PROBLEM DESCRIPTION – Transcribe all the entries word for word, skipping the pictures.

====== ENTRIES PROVIDED

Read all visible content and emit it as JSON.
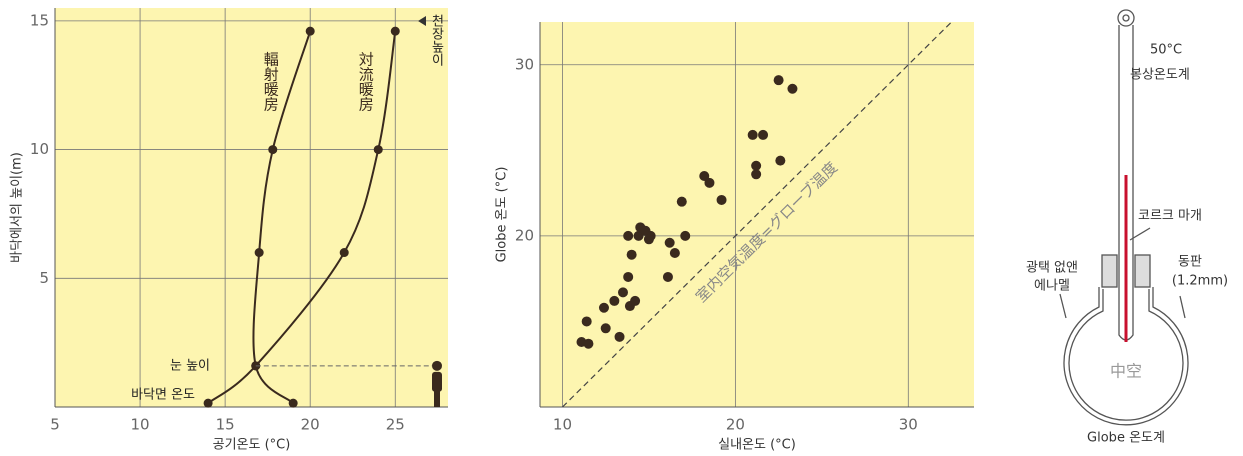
{
  "chart_data": [
    {
      "type": "line",
      "xlabel": "공기온도 (°C)",
      "ylabel": "바닥에서의 높이(m)",
      "xlim": [
        5,
        28.1
      ],
      "ylim": [
        0,
        15.5
      ],
      "xticks": [
        5,
        10,
        15,
        20,
        25
      ],
      "yticks": [
        5,
        10,
        15
      ],
      "grid": true,
      "series": [
        {
          "name": "輻射暖房",
          "color": "#3a2a1e",
          "x": [
            19,
            16.8,
            17,
            17.8,
            20
          ],
          "values": [
            0.15,
            1.6,
            6,
            10,
            14.6
          ]
        },
        {
          "name": "対流暖房",
          "color": "#3a2a1e",
          "x": [
            14,
            16.8,
            22,
            24,
            25
          ],
          "values": [
            0.15,
            1.6,
            6,
            10,
            14.6
          ]
        }
      ],
      "annotations": {
        "ceiling": "천장높이",
        "eye_height": "눈 높이",
        "floor_temperature": "바닥면 온도"
      }
    },
    {
      "type": "scatter",
      "xlabel": "실내온도 (°C)",
      "ylabel": "Globe 온도 (°C)",
      "xlim": [
        8.7,
        33.8
      ],
      "ylim": [
        10,
        32.5
      ],
      "xticks": [
        10,
        20,
        30
      ],
      "yticks": [
        20,
        30
      ],
      "grid": true,
      "color": "#3a2a1e",
      "diagonal_label": "室内空気温度=グローブ温度",
      "x": [
        11.1,
        11.5,
        11.4,
        12.4,
        12.5,
        13.0,
        13.3,
        13.5,
        13.9,
        14.2,
        13.8,
        14.0,
        13.8,
        14.4,
        14.5,
        14.8,
        15.1,
        15.0,
        16.1,
        16.2,
        16.5,
        17.1,
        16.9,
        18.2,
        18.5,
        19.2,
        21.0,
        21.2,
        21.2,
        21.6,
        22.5,
        22.6,
        23.3
      ],
      "values": [
        13.8,
        13.7,
        15.0,
        15.8,
        14.6,
        16.2,
        14.1,
        16.7,
        15.9,
        16.2,
        17.6,
        18.9,
        20.0,
        20.0,
        20.5,
        20.3,
        20.0,
        19.8,
        17.6,
        19.6,
        19.0,
        20.0,
        22.0,
        23.5,
        23.1,
        22.1,
        25.9,
        24.1,
        23.6,
        25.9,
        29.1,
        24.4,
        28.6
      ]
    }
  ],
  "thermometer": {
    "scale_mark": "50°C",
    "stem": "봉상온도계",
    "cork": "코르크 마개",
    "enamel": [
      "광택 없앤",
      "에나멜"
    ],
    "copper": [
      "동판",
      "(1.2mm)"
    ],
    "hollow": "中空",
    "caption": "Globe 온도계"
  }
}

============

RESPONSE TO THE EXERCISE –
Read all visible content and emit it as JSON.
{
  "chart_data": [
    {
      "type": "line",
      "xlabel": "공기온도 (°C)",
      "ylabel": "바닥에서의 높이(m)",
      "xlim": [
        5,
        28.1
      ],
      "ylim": [
        0,
        15.5
      ],
      "xticks": [
        5,
        10,
        15,
        20,
        25
      ],
      "yticks": [
        5,
        10,
        15
      ],
      "grid": true,
      "series": [
        {
          "name": "輻射暖房",
          "color": "#3a2a1e",
          "x": [
            19,
            16.8,
            17,
            17.8,
            20
          ],
          "values": [
            0.15,
            1.6,
            6,
            10,
            14.6
          ]
        },
        {
          "name": "対流暖房",
          "color": "#3a2a1e",
          "x": [
            14,
            16.8,
            22,
            24,
            25
          ],
          "values": [
            0.15,
            1.6,
            6,
            10,
            14.6
          ]
        }
      ],
      "annotations": {
        "ceiling": "천장높이",
        "eye_height": "눈 높이",
        "floor_temperature": "바닥면 온도"
      }
    },
    {
      "type": "scatter",
      "xlabel": "실내온도 (°C)",
      "ylabel": "Globe 온도 (°C)",
      "xlim": [
        8.7,
        33.8
      ],
      "ylim": [
        10,
        32.5
      ],
      "xticks": [
        10,
        20,
        30
      ],
      "yticks": [
        20,
        30
      ],
      "grid": true,
      "color": "#3a2a1e",
      "diagonal_label": "室内空気温度=グローブ温度",
      "x": [
        11.1,
        11.5,
        11.4,
        12.4,
        12.5,
        13.0,
        13.3,
        13.5,
        13.9,
        14.2,
        13.8,
        14.0,
        13.8,
        14.4,
        14.5,
        14.8,
        15.1,
        15.0,
        16.1,
        16.2,
        16.5,
        17.1,
        16.9,
        18.2,
        18.5,
        19.2,
        21.0,
        21.2,
        21.2,
        21.6,
        22.5,
        22.6,
        23.3
      ],
      "values": [
        13.8,
        13.7,
        15.0,
        15.8,
        14.6,
        16.2,
        14.1,
        16.7,
        15.9,
        16.2,
        17.6,
        18.9,
        20.0,
        20.0,
        20.5,
        20.3,
        20.0,
        19.8,
        17.6,
        19.6,
        19.0,
        20.0,
        22.0,
        23.5,
        23.1,
        22.1,
        25.9,
        24.1,
        23.6,
        25.9,
        29.1,
        24.4,
        28.6
      ]
    }
  ],
  "thermometer": {
    "scale_mark": "50°C",
    "stem": "봉상온도계",
    "cork": "코르크 마개",
    "enamel": [
      "광택 없앤",
      "에나멜"
    ],
    "copper": [
      "동판",
      "(1.2mm)"
    ],
    "hollow": "中空",
    "caption": "Globe 온도계"
  }
}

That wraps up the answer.